→ **Texte à lire**
»»

Ecrit par Cathy Garcia 04.12.17 dans La Une Livres, Les Livres, Critiques, Poésie, Editions du Cygne

Tu écris des poèmes, novembre 2017, 95 pages, 12 €

Ecrivain(s): Murièle Modély Edition: Editions du Cygne

Tu écris des poèmes, Murièle Modély

« Tu écris des poèmes », écrit l’auteur, s’adressant à elle-même en usant de ce tu, ce tu qui résonne comme une affirmation ou une accusation, une violence ; aussi bien un silence épais qui vient boucher la sortie des mots qu’un débordement de mots pour recouvrir le silence. Le volcan revient souvent dans l’écriture de Murièle Modély, on pense bien sûr à l’ile de la Réunion, un volcan peut-être « vibrant et lumineux comme le mot racine/dissimulé dans ta première dent de lait ». Volcan métaphore aussi de ce qui couve dans les entrailles, sous la croûte du quotidien, ce qui brûle et déborde par la moindre fissure, tantôt montagne solide, muette et impassible, tantôt menace d’explosion quand le solide pris de fièvre intense se fait liquide, salive, sueur, sperme, cyprine, alors tout tremble et les mots dévalent « dans tous les sens/à bride abattue/jusqu’à respirer sur la table/l’odeur de langue coupée ».

««

→ **Données présentées**
»»

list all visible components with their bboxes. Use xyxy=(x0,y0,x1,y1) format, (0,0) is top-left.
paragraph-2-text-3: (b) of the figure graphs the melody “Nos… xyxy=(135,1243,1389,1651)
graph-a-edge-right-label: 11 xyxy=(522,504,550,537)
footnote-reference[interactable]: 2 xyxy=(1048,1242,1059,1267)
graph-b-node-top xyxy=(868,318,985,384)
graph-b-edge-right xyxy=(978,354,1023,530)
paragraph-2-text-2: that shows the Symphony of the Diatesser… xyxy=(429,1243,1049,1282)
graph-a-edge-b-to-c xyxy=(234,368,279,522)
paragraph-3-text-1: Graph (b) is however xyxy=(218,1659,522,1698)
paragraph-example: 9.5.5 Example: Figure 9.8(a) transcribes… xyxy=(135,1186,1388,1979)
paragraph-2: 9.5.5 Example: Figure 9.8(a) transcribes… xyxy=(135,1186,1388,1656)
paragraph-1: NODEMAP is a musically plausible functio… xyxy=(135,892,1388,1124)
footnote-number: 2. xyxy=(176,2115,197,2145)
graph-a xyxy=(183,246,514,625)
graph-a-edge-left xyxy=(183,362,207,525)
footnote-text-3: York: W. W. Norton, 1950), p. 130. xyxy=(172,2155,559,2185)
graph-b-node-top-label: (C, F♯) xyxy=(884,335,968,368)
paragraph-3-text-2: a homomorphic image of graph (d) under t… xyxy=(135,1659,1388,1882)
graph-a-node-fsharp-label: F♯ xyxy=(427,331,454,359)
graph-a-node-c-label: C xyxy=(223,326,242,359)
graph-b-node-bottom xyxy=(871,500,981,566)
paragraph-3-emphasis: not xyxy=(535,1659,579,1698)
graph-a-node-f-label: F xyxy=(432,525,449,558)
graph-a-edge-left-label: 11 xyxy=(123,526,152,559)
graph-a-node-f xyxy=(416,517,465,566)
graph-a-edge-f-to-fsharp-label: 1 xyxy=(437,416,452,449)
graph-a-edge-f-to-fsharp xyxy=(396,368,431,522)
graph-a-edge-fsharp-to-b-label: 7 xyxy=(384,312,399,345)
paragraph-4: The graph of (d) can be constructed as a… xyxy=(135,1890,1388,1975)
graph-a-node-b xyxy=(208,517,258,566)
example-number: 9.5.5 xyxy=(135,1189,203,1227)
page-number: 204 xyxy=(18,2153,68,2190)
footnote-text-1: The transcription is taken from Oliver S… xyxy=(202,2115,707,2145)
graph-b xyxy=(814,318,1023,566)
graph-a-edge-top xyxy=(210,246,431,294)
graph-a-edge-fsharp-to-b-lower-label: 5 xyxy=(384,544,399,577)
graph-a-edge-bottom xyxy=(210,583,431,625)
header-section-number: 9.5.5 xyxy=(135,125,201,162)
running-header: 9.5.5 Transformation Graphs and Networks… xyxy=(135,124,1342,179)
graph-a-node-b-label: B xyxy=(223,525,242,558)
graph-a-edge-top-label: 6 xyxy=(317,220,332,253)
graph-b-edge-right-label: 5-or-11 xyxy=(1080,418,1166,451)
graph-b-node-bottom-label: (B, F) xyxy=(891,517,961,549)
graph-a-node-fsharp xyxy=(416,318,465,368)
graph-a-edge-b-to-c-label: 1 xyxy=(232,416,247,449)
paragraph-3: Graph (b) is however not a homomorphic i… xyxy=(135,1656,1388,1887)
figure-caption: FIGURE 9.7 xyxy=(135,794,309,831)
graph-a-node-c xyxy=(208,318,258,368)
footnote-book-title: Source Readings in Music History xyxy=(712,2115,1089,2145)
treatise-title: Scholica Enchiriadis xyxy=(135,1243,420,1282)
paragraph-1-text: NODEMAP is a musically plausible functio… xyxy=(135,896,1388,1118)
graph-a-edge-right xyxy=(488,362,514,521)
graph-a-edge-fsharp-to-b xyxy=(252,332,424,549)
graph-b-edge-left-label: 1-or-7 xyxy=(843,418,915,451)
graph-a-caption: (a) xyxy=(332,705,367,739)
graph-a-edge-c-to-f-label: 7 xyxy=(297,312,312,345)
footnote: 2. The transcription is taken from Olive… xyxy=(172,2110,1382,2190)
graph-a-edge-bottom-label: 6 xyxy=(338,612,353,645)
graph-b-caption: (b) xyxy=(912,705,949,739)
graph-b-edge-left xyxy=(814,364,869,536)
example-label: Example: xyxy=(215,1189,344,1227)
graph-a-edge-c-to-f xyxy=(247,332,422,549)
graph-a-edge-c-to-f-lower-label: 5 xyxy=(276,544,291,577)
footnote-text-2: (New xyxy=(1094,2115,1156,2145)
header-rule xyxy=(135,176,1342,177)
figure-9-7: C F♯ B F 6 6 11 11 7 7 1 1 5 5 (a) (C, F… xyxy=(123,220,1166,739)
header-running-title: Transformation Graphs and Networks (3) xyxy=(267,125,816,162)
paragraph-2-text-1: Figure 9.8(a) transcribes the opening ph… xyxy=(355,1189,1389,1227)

««

→ **Objectif 1**
D'après la critique du recueil « Tu écris des poèmes », à quelle île fait songer le volcan qui revient dans l'écriture de Murièle Modély ?
→ **Objectif 2**
Reprenez la critique du recueil « Tu écris des poèmes » à la suite de sa dernière phrase et prolongez-la.

→ **Résultat 1**
À l'île de la Réunion.

→ **Résultat 2**
Le poème sourd de l’intérieur, il vient dire quand dire est trop difficile, voire impossible. « Tu écris des poèmes/lorsque tu sens le réel se dérober/dès l’instant où personne ne te comprend/et vice et versa où tu ne comprends personne ». Alors le poème jaillit du cratère, du gouffre : « comme le poème, tu as un trou au milieu de la phrase ». Chez Murièle Modély, les poèmes suintent de ce trou, forment le corps du poète. « Tes poèmes sont n’importe quelle partie de ton corps/n’importe laquelle (…) sauf la tête ».

Le poème est l’hameçon – l’âme-son – au bout du fil, lancé à la mer des réseaux sociaux – à l’amer ? – où « le vers même minuscule » doit « s’ébrouer contre un dièse ». Et la poète du XXIe siècle pêche des émoticônes, elle n’écrit plus, elle tapote, elle a mal au clavier, mais reste « la danse des canines/leurs morsures affairées dans la pulpe des doigts » pour conjurer le banal qui tue.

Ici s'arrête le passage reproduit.